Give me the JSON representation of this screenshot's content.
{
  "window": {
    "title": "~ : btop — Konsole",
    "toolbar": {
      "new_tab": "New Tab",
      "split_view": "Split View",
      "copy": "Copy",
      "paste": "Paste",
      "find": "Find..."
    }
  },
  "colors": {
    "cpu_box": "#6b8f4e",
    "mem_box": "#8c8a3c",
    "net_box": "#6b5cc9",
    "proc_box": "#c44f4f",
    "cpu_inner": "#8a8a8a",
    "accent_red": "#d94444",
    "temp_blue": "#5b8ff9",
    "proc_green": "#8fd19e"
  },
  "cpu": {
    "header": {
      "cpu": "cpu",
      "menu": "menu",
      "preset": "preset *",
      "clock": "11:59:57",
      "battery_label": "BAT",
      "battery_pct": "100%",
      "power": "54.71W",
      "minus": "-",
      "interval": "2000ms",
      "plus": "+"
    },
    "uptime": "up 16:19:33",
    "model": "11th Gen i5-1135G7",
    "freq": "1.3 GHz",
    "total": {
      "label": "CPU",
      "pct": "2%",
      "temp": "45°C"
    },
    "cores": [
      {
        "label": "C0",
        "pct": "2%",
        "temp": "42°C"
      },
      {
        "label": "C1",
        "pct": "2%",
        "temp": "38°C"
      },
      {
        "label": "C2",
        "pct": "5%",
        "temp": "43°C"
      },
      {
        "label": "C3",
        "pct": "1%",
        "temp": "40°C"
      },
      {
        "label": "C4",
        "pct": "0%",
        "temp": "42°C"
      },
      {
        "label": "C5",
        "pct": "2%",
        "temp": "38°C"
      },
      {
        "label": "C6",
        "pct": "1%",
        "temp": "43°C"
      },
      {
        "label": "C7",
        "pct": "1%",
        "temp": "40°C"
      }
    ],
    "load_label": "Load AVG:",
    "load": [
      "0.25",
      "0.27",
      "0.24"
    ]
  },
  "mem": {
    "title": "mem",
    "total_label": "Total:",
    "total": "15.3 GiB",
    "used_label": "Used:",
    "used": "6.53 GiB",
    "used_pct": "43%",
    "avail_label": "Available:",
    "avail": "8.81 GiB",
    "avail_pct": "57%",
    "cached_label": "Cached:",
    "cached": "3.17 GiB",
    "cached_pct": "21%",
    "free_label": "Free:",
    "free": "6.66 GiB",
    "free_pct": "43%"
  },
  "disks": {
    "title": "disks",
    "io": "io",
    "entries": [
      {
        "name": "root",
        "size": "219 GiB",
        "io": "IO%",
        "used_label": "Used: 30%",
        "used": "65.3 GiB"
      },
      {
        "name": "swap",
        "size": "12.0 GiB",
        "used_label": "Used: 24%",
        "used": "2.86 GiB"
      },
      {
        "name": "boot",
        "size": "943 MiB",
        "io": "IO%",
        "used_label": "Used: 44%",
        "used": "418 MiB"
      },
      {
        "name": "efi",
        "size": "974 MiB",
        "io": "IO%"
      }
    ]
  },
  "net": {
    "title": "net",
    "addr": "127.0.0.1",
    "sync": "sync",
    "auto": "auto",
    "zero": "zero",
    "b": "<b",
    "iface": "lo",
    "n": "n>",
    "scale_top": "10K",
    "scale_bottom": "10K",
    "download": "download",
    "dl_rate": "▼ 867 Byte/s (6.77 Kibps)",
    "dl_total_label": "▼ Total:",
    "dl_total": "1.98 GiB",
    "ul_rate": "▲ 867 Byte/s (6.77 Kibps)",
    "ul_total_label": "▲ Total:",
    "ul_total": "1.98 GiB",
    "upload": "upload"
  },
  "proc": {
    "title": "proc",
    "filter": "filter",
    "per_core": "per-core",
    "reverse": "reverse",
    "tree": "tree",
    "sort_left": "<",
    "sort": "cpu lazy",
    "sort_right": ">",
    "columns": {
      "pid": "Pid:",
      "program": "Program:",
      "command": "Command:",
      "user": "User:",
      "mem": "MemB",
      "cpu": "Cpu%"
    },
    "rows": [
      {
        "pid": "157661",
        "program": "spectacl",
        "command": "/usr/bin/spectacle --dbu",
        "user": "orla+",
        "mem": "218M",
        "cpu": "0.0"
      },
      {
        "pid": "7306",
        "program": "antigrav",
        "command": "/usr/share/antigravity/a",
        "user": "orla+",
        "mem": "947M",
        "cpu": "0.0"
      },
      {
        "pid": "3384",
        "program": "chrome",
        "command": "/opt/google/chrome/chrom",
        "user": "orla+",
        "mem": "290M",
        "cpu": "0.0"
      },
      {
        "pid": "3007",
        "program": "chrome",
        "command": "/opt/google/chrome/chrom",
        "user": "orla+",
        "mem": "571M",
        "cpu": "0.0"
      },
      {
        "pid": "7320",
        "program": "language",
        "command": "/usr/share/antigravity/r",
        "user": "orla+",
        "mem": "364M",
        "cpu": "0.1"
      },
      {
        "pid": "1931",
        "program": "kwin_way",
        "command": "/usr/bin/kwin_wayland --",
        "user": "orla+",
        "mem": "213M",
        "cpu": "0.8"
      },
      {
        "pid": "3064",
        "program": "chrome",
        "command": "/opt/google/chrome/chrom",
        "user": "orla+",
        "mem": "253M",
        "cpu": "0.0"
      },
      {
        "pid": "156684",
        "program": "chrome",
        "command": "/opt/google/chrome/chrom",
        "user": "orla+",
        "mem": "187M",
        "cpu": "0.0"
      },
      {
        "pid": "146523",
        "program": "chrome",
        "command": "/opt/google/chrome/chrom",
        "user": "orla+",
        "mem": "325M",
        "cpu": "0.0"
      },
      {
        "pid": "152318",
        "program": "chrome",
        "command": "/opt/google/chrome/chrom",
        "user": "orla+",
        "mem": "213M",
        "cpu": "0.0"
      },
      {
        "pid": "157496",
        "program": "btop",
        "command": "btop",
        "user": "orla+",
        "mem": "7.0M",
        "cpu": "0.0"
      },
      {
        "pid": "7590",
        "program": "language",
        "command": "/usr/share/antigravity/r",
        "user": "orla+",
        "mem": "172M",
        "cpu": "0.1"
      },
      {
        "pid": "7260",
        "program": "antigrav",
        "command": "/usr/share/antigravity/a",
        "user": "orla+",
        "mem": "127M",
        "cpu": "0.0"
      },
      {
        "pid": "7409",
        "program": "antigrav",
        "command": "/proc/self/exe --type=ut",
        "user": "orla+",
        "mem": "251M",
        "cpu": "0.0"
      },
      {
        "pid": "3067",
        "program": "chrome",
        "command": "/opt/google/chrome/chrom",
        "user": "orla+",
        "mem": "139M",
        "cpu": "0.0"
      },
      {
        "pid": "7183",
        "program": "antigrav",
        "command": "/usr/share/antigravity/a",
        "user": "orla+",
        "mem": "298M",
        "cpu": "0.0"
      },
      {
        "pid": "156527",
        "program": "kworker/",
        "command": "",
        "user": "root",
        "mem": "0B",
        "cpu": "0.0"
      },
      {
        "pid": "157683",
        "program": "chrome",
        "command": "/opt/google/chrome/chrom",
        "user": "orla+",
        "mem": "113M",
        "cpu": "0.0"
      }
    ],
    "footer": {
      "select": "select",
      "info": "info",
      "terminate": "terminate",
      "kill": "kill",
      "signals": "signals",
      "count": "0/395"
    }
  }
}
....
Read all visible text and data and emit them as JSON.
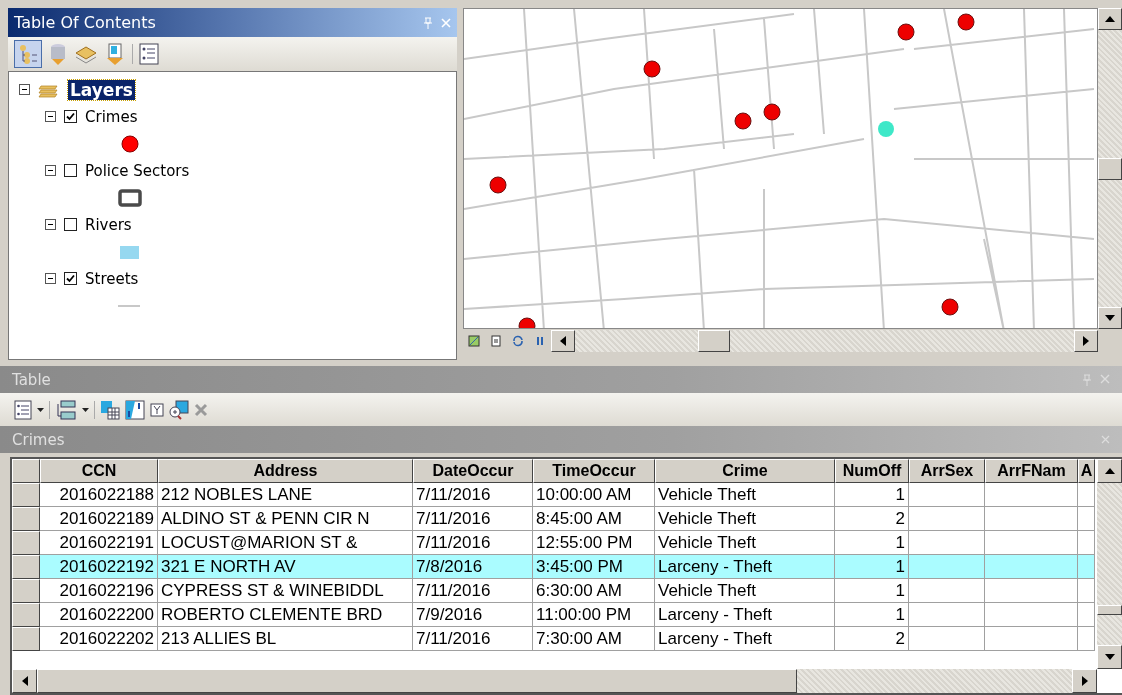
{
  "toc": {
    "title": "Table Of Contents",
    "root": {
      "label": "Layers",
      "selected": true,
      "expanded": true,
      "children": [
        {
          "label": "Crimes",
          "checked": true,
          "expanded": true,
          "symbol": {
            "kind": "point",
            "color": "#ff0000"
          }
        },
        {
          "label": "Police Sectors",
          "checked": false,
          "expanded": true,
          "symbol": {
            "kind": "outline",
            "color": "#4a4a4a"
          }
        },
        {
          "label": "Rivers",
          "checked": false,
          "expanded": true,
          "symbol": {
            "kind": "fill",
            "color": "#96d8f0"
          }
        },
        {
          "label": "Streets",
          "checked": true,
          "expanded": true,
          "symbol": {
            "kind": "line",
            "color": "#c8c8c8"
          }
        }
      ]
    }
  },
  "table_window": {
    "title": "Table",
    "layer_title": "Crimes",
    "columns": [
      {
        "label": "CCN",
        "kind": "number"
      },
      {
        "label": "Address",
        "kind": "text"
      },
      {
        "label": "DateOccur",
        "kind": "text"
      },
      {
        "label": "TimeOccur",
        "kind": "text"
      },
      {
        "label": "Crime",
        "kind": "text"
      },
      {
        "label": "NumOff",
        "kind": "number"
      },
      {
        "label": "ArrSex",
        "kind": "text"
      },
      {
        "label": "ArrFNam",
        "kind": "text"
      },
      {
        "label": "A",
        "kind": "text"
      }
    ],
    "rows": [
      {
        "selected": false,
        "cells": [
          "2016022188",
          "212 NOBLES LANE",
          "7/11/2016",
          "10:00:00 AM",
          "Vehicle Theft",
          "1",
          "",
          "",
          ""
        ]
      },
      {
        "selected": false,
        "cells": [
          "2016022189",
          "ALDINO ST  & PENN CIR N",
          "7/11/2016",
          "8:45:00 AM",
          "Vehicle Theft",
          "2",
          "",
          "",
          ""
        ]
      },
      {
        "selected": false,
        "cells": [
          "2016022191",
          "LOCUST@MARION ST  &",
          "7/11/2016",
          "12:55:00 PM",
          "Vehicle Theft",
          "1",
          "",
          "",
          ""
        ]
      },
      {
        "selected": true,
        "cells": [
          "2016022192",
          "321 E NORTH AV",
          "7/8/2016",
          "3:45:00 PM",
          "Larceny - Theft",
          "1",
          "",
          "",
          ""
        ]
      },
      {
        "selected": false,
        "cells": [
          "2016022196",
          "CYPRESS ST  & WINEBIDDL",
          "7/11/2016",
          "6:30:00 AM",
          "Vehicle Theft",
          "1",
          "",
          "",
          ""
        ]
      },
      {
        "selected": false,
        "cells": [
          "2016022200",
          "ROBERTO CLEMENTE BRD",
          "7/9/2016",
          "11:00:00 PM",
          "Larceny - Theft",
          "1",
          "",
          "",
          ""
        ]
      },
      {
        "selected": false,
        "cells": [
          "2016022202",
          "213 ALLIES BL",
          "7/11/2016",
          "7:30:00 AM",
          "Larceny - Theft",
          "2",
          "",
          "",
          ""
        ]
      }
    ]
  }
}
....
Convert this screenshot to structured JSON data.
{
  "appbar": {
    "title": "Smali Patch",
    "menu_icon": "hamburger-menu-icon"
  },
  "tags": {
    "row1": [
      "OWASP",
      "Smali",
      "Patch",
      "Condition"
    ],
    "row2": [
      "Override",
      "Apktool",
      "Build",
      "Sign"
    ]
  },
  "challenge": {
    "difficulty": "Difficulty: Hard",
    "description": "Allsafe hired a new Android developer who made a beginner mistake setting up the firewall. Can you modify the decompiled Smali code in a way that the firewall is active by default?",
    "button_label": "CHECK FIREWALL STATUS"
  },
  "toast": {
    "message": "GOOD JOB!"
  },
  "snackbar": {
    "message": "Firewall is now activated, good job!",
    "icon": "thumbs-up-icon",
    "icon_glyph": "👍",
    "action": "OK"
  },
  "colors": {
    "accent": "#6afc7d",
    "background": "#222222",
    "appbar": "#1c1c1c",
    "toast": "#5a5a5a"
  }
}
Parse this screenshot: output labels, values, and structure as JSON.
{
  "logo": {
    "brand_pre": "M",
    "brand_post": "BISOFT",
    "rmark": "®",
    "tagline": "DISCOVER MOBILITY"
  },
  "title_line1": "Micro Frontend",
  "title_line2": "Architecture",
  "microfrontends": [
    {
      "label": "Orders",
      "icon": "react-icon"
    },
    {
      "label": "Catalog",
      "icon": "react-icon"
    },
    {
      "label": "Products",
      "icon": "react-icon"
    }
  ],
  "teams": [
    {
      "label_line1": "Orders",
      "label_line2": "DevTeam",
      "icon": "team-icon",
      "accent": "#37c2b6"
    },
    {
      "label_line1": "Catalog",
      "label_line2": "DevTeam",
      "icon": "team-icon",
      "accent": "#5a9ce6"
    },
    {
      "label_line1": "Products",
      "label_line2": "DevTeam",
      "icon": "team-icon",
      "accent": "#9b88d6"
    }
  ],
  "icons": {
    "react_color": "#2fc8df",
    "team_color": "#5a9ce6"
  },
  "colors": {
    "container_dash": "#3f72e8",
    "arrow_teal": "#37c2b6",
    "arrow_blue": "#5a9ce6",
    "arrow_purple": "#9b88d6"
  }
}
....
INSTRUCTIONS TO FOLLOW: Show, from the listing above, each line that contains the word "size".

EXERCISE SOLUTION:
        "size": "219 GiB",
        "size": "12.0 GiB",
        "size": "943 MiB",
        "size": "974 MiB",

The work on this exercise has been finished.